### Exercise:
Rewrite these lines, replacing "universal joint" with "U-joint" and leaving everything else unchanged.

### Supplied entries:
⁂

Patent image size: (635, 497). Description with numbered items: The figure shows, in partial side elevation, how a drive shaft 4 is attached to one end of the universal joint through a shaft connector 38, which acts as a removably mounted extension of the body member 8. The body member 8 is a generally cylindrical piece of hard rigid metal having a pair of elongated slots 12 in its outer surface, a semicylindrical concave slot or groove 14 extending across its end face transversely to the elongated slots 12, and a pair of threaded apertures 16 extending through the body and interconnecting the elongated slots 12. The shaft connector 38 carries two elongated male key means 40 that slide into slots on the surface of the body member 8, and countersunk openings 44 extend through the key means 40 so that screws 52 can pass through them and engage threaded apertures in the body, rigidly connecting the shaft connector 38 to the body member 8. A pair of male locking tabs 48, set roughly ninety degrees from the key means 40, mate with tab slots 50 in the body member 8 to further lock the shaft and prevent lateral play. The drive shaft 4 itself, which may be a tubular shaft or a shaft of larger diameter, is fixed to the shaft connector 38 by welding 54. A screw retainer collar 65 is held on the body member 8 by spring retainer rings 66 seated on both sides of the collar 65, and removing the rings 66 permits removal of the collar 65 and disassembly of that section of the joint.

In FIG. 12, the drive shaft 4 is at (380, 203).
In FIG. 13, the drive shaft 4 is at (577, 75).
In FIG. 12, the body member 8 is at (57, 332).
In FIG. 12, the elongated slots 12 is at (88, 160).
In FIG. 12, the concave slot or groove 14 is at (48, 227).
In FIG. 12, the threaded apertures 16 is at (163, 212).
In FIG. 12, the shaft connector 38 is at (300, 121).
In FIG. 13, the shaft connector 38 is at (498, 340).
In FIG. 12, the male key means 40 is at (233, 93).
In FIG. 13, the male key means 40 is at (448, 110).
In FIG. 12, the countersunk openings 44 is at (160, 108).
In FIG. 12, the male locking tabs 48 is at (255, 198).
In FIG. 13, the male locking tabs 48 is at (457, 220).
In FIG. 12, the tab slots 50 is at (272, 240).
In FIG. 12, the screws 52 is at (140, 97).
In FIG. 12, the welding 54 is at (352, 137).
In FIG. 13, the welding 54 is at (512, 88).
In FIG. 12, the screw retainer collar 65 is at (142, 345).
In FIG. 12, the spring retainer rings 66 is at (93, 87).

⁂

### Exercise result:
Patent image size: (635, 497). Description with numbered items: The figure shows, in partial side elevation, how a drive shaft 4 is attached to one end of the U-joint through a shaft connector 38, which acts as a removably mounted extension of the body member 8. The body member 8 is a generally cylindrical piece of hard rigid metal having a pair of elongated slots 12 in its outer surface, a semicylindrical concave slot or groove 14 extending across its end face transversely to the elongated slots 12, and a pair of threaded apertures 16 extending through the body and interconnecting the elongated slots 12. The shaft connector 38 carries two elongated male key means 40 that slide into slots on the surface of the body member 8, and countersunk openings 44 extend through the key means 40 so that screws 52 can pass through them and engage threaded apertures in the body, rigidly connecting the shaft connector 38 to the body member 8. A pair of male locking tabs 48, set roughly ninety degrees from the key means 40, mate with tab slots 50 in the body member 8 to further lock the shaft and prevent lateral play. The drive shaft 4 itself, which may be a tubular shaft or a shaft of larger diameter, is fixed to the shaft connector 38 by welding 54. A screw retainer collar 65 is held on the body member 8 by spring retainer rings 66 seated on both sides of the collar 65, and removing the rings 66 permits removal of the collar 65 and disassembly of that section of the joint.

In FIG. 12, the drive shaft 4 is at (380, 203).
In FIG. 13, the drive shaft 4 is at (577, 75).
In FIG. 12, the body member 8 is at (57, 332).
In FIG. 12, the elongated slots 12 is at (88, 160).
In FIG. 12, the concave slot or groove 14 is at (48, 227).
In FIG. 12, the threaded apertures 16 is at (163, 212).
In FIG. 12, the shaft connector 38 is at (300, 121).
In FIG. 13, the shaft connector 38 is at (498, 340).
In FIG. 12, the male key means 40 is at (233, 93).
In FIG. 13, the male key means 40 is at (448, 110).
In FIG. 12, the countersunk openings 44 is at (160, 108).
In FIG. 12, the male locking tabs 48 is at (255, 198).
In FIG. 13, the male locking tabs 48 is at (457, 220).
In FIG. 12, the tab slots 50 is at (272, 240).
In FIG. 12, the screws 52 is at (140, 97).
In FIG. 12, the welding 54 is at (352, 137).
In FIG. 13, the welding 54 is at (512, 88).
In FIG. 12, the screw retainer collar 65 is at (142, 345).
In FIG. 12, the spring retainer rings 66 is at (93, 87).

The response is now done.